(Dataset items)
* Start *
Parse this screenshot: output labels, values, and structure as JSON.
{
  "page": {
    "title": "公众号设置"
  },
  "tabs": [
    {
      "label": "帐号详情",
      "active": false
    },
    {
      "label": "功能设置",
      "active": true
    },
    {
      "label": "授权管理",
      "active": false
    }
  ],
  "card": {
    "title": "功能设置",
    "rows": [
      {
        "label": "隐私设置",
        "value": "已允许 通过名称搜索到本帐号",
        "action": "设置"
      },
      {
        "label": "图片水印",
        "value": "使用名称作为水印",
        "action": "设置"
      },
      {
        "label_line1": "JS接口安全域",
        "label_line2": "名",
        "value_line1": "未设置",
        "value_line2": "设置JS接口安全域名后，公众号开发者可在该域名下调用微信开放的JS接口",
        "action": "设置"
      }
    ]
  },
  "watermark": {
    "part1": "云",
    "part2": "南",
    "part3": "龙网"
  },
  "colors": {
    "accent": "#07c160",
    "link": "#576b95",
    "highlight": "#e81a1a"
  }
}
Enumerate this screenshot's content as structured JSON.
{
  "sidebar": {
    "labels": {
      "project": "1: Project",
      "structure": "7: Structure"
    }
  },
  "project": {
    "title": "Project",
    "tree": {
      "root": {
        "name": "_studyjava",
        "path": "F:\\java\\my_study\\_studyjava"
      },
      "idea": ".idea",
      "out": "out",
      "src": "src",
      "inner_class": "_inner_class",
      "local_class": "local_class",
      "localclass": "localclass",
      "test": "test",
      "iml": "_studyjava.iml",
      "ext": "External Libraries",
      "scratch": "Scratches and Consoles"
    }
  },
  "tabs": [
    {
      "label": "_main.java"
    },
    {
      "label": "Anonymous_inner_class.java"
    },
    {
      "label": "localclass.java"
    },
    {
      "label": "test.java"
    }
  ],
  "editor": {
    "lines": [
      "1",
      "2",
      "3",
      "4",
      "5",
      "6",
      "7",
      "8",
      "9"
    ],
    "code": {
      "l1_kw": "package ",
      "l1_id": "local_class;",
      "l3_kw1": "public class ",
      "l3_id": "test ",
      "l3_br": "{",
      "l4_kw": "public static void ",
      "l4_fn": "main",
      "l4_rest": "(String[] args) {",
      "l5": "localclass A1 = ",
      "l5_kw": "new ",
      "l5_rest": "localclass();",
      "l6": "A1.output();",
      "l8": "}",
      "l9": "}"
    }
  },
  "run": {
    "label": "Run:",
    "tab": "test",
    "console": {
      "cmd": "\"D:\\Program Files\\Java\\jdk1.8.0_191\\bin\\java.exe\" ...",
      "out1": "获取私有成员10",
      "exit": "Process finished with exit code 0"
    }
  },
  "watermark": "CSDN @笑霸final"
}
* End *
## [TASK]
Return every line exactly.

## [SOLUTION TO THIS PROBLEM]
Parse this screenshot: output labels, values, and structure as JSON.
{
  "page": {
    "title": "公众号设置"
  },
  "tabs": [
    {
      "label": "帐号详情",
      "active": false
    },
    {
      "label": "功能设置",
      "active": true
    },
    {
      "label": "授权管理",
      "active": false
    }
  ],
  "card": {
    "title": "功能设置",
    "rows": [
      {
        "label": "隐私设置",
        "value": "已允许 通过名称搜索到本帐号",
        "action": "设置"
      },
      {
        "label": "图片水印",
        "value": "使用名称作为水印",
        "action": "设置"
      },
      {
        "label_line1": "JS接口安全域",
        "label_line2": "名",
        "value_line1": "未设置",
        "value_line2": "设置JS接口安全域名后，公众号开发者可在该域名下调用微信开放的JS接口",
        "action": "设置"
      }
    ]
  },
  "watermark": {
    "part1": "云",
    "part2": "南",
    "part3": "龙网"
  },
  "colors": {
    "accent": "#07c160",
    "link": "#576b95",
    "highlight": "#e81a1a"
  }
}
Enumerate this screenshot's content as structured JSON.
{
  "sidebar": {
    "labels": {
      "project": "1: Project",
      "structure": "7: Structure"
    }
  },
  "project": {
    "title": "Project",
    "tree": {
      "root": {
        "name": "_studyjava",
        "path": "F:\\java\\my_study\\_studyjava"
      },
      "idea": ".idea",
      "out": "out",
      "src": "src",
      "inner_class": "_inner_class",
      "local_class": "local_class",
      "localclass": "localclass",
      "test": "test",
      "iml": "_studyjava.iml",
      "ext": "External Libraries",
      "scratch": "Scratches and Consoles"
    }
  },
  "tabs": [
    {
      "label": "_main.java"
    },
    {
      "label": "Anonymous_inner_class.java"
    },
    {
      "label": "localclass.java"
    },
    {
      "label": "test.java"
    }
  ],
  "editor": {
    "lines": [
      "1",
      "2",
      "3",
      "4",
      "5",
      "6",
      "7",
      "8",
      "9"
    ],
    "code": {
      "l1_kw": "package ",
      "l1_id": "local_class;",
      "l3_kw1": "public class ",
      "l3_id": "test ",
      "l3_br": "{",
      "l4_kw": "public static void ",
      "l4_fn": "main",
      "l4_rest": "(String[] args) {",
      "l5": "localclass A1 = ",
      "l5_kw": "new ",
      "l5_rest": "localclass();",
      "l6": "A1.output();",
      "l8": "}",
      "l9": "}"
    }
  },
  "run": {
    "label": "Run:",
    "tab": "test",
    "console": {
      "cmd": "\"D:\\Program Files\\Java\\jdk1.8.0_191\\bin\\java.exe\" ...",
      "out1": "获取私有成员10",
      "exit": "Process finished with exit code 0"
    }
  },
  "watermark": "CSDN @笑霸final"
}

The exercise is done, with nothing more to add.